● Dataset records
━━━━━━

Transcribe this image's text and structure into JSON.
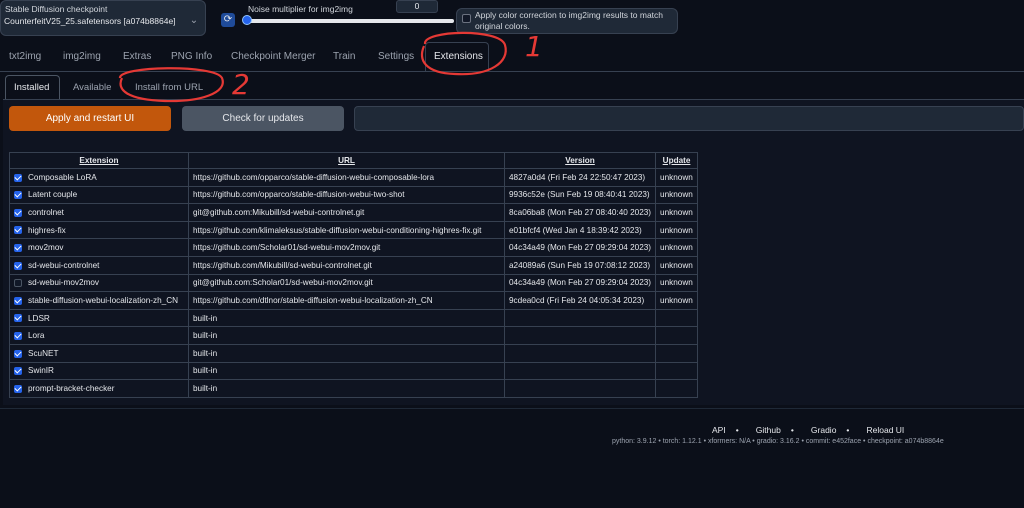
{
  "checkpoint": {
    "label": "Stable Diffusion checkpoint",
    "value": "CounterfeitV25_25.safetensors [a074b8864e]"
  },
  "noise": {
    "label": "Noise multiplier for img2img",
    "value": "0",
    "fraction": 0.0
  },
  "color_correction": {
    "label": "Apply color correction to img2img results to match original colors.",
    "checked": false
  },
  "tabs": [
    "txt2img",
    "img2img",
    "Extras",
    "PNG Info",
    "Checkpoint Merger",
    "Train",
    "Settings",
    "Extensions"
  ],
  "active_tab": "Extensions",
  "sub_tabs": [
    "Installed",
    "Available",
    "Install from URL"
  ],
  "active_sub_tab": "Installed",
  "buttons": {
    "apply": "Apply and restart UI",
    "check": "Check for updates"
  },
  "table": {
    "headers": [
      "Extension",
      "URL",
      "Version",
      "Update"
    ],
    "rows": [
      {
        "checked": true,
        "name": "Composable LoRA",
        "url": "https://github.com/opparco/stable-diffusion-webui-composable-lora",
        "version": "4827a0d4 (Fri Feb 24 22:50:47 2023)",
        "update": "unknown"
      },
      {
        "checked": true,
        "name": "Latent couple",
        "url": "https://github.com/opparco/stable-diffusion-webui-two-shot",
        "version": "9936c52e (Sun Feb 19 08:40:41 2023)",
        "update": "unknown"
      },
      {
        "checked": true,
        "name": "controlnet",
        "url": "git@github.com:Mikubill/sd-webui-controlnet.git",
        "version": "8ca06ba8 (Mon Feb 27 08:40:40 2023)",
        "update": "unknown"
      },
      {
        "checked": true,
        "name": "highres-fix",
        "url": "https://github.com/klimaleksus/stable-diffusion-webui-conditioning-highres-fix.git",
        "version": "e01bfcf4 (Wed Jan 4 18:39:42 2023)",
        "update": "unknown"
      },
      {
        "checked": true,
        "name": "mov2mov",
        "url": "https://github.com/Scholar01/sd-webui-mov2mov.git",
        "version": "04c34a49 (Mon Feb 27 09:29:04 2023)",
        "update": "unknown"
      },
      {
        "checked": true,
        "name": "sd-webui-controlnet",
        "url": "https://github.com/Mikubill/sd-webui-controlnet.git",
        "version": "a24089a6 (Sun Feb 19 07:08:12 2023)",
        "update": "unknown"
      },
      {
        "checked": false,
        "name": "sd-webui-mov2mov",
        "url": "git@github.com:Scholar01/sd-webui-mov2mov.git",
        "version": "04c34a49 (Mon Feb 27 09:29:04 2023)",
        "update": "unknown"
      },
      {
        "checked": true,
        "name": "stable-diffusion-webui-localization-zh_CN",
        "url": "https://github.com/dtlnor/stable-diffusion-webui-localization-zh_CN",
        "version": "9cdea0cd (Fri Feb 24 04:05:34 2023)",
        "update": "unknown"
      },
      {
        "checked": true,
        "name": "LDSR",
        "url": "built-in",
        "version": "",
        "update": ""
      },
      {
        "checked": true,
        "name": "Lora",
        "url": "built-in",
        "version": "",
        "update": ""
      },
      {
        "checked": true,
        "name": "ScuNET",
        "url": "built-in",
        "version": "",
        "update": ""
      },
      {
        "checked": true,
        "name": "SwinIR",
        "url": "built-in",
        "version": "",
        "update": ""
      },
      {
        "checked": true,
        "name": "prompt-bracket-checker",
        "url": "built-in",
        "version": "",
        "update": ""
      }
    ]
  },
  "footer": {
    "links": [
      "API",
      "Github",
      "Gradio",
      "Reload UI"
    ],
    "info": "python: 3.9.12  •  torch: 1.12.1  •  xformers: N/A  •  gradio: 3.16.2  •  commit: e452face  •  checkpoint: a074b8864e"
  },
  "annotations": {
    "one": "1",
    "two": "2",
    "color": "#e53935"
  }
}
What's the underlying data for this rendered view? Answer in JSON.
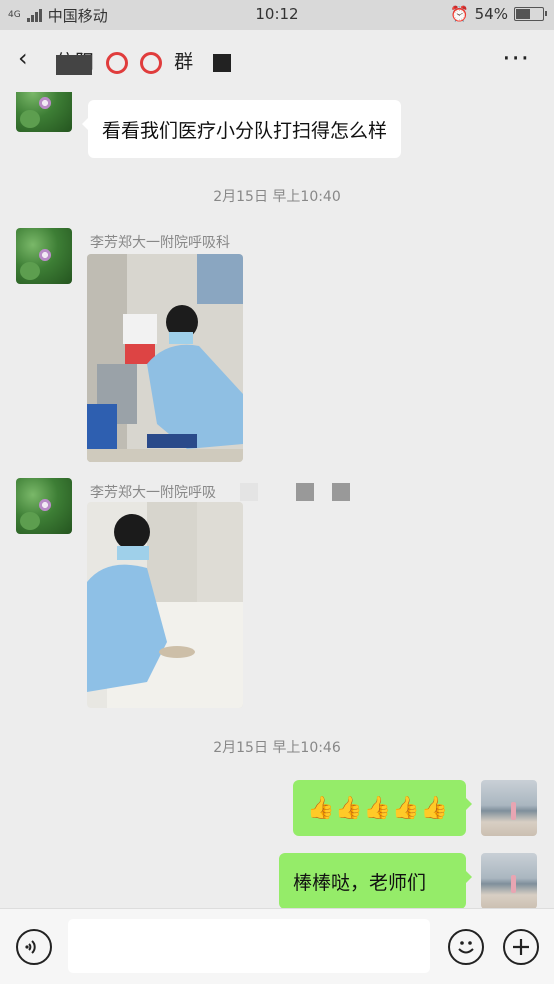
{
  "status_bar": {
    "network_label": "4G",
    "carrier": "中国移动",
    "time": "10:12",
    "battery": "54%",
    "battery_level": 0.54
  },
  "header": {
    "title_prefix": "信阳",
    "title_suffix": "群"
  },
  "messages": [
    {
      "text": "看看我们医疗小分队打扫得怎么样"
    },
    {
      "timestamp": "2月15日 早上10:40"
    },
    {
      "sender": "李芳郑大一附院呼吸科"
    },
    {
      "sender": "李芳郑大一附院呼吸"
    },
    {
      "timestamp": "2月15日 早上10:46"
    },
    {
      "emoji": "👍👍👍👍👍"
    },
    {
      "text": "棒棒哒，老师们"
    }
  ],
  "icons": {
    "back": "back-arrow-icon",
    "more": "more-icon",
    "voice": "voice-icon",
    "emoji": "emoji-icon",
    "plus": "plus-icon"
  },
  "colors": {
    "outgoing_bubble": "#95ec69",
    "incoming_bubble": "#ffffff",
    "background": "#ededed"
  }
}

━━━━━━

● WHAT TO DO
Copy every line in the listing above where the string "controlnet" turns up.

● ANSWER TO THIS PROBLEM
        "name": "controlnet",
        "url": "git@github.com:Mikubill/sd-webui-controlnet.git",
        "name": "sd-webui-controlnet",
        "url": "https://github.com/Mikubill/sd-webui-controlnet.git",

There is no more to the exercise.